» **Extract to read**:
Thursday 25 April 2019

Pete Taylor's partner Karen Brown settles €60k damages claim against motorist

Karen Brown pictured at the Four Courts for a Circuit Civil Court action.Pic: Collins Courts
Karen Brown pictured at the Four Courts for a Circuit Civil Court action.Pic: Collins Courts
Karen Brown Pic: Collins Courts

Ray Managh

Karen Brown, the 31-year-old partner of Katie Taylor’s father, Pete, today Tuesday settled a €60,000 damages claim against Dunlaoghaire, Co Dublin, motorist Enda Curran who, it was claimed, rear ended them two years ago.

Brown, who was listed in her proceedings as having two addresses, Camaderry Road, Bray, Co Wicklow, and Wyattville Road, Ballybrack, Co Dublin, was a passenger in Pete Taylor’s car on 5th March, 2017 when Curran’s car collided with it at Upper Glenageary Road, Co Dublin.

Barrister Paul Gallagher, who appeared with Anderson and Gallagher Solicitors for Brown, told Circuit Court President, Mr Justice Raymond Groarke,that her claim had been settled following talks with the defendant’s legal team and could be struck out with an order for her costs.

Details of the settlement were not disclosed to the court and it was not stated if a similar whiplash injury claim had been lodged or was being made on Mr Taylor’s behalf who was driving Ms Brown at the time.

» **Exercise tasks**:
a. Copy out the news report between "Brown, who was" and "at the time.", inclusive, renaming "settlement" as "agreement".
b. Carry on the news report about Karen Brown's damages claim past its last sentence.
The records are drawn from a separate source unrelated to the news report.

» **Given data**:
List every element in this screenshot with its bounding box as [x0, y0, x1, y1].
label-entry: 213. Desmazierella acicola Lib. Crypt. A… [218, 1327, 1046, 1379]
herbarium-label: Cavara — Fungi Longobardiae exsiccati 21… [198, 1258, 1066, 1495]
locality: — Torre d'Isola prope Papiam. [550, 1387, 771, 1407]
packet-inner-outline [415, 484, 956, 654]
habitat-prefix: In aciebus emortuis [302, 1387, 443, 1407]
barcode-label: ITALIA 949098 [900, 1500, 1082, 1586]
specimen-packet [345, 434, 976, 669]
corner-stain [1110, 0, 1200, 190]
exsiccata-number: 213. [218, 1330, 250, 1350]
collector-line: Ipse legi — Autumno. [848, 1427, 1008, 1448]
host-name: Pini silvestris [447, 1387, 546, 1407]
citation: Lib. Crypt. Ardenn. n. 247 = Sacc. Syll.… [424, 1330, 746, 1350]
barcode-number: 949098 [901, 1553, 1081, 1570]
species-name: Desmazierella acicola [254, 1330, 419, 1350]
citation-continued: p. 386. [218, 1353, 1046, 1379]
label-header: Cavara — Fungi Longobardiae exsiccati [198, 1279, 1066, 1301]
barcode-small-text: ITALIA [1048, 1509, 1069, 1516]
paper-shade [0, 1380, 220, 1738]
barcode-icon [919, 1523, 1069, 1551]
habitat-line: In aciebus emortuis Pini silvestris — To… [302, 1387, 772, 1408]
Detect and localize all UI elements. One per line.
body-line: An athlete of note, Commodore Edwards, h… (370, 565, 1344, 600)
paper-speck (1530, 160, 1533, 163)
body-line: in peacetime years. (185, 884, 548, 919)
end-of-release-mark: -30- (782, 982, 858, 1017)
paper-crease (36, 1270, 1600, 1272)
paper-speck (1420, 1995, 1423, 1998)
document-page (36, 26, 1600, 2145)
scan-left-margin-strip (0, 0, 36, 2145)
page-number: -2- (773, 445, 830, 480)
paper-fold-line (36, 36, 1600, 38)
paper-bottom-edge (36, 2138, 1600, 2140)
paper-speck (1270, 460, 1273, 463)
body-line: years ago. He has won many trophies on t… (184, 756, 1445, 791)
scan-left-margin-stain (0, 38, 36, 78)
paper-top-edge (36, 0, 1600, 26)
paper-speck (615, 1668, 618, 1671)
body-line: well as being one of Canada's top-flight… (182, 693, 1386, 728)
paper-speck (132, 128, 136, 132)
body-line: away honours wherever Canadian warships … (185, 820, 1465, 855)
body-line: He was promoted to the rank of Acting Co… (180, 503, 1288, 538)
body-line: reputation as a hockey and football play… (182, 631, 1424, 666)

» **Expected responses**:
a.
Brown, who was listed in her proceedings as having two addresses, Camaderry Road, Bray, Co Wicklow, and Wyattville Road, Ballybrack, Co Dublin, was a passenger in Pete Taylor’s car on 5th March, 2017 when Curran’s car collided with it at Upper Glenageary Road, Co Dublin.

Barrister Paul Gallagher, who appeared with Anderson and Gallagher Solicitors for Brown, told Circuit Court President, Mr Justice Raymond Groarke,that her claim had been settled following talks with the defendant’s legal team and could be struck out with an order for her costs.

Details of the agreement were not disclosed to the court and it was not stated if a similar whiplash injury claim had been lodged or was being made on Mr Taylor’s behalf who was driving Ms Brown at the time.

b.
Mr Taylor accompanied Ms Brown to the Four Courts for the proceedings but neither of them had to attend in the courtroom.

Mr Taylor was with Ms Brown, a marketing and sales consultant, throughout settlement discussions outside Circuit Civil Court No 28.

Brown claimed that Enda Curran, of Highthorn Park, Dunlaoghaire, had, due to negligence, breach of duty and while allegedly driving without due care and attention, rear ended Mr Taylor’s vehicle in which she was a front seat passenger.

She claimed in her proceedings that she had suffered whiplash injuries to her neck, shoulders and back and that pain had not settled despite her having taken Neurofen. 

She had attended Dr Peter Joyce on May 25 at Beechlawn Medical Centre who found she had tenderness to her neck and upper back.

Dr Joyce had prescribed anti-inflammatory medication but by early June she had reported that the pain in her neck was getting worse and that she was suffering a constant dull ache with shooting pains in her head.

Brown stated in her claim that she had been unable to go to her gym or run due to the pain and that prior to the accident she had regularly exercised. She had undergone an MRI of her cervical spine and had been advised she should be seen by specialists.

Judge Groarke, on the application of Mr Gallagher, struck out the proceedings with an order for Ms Brown’s legal costs.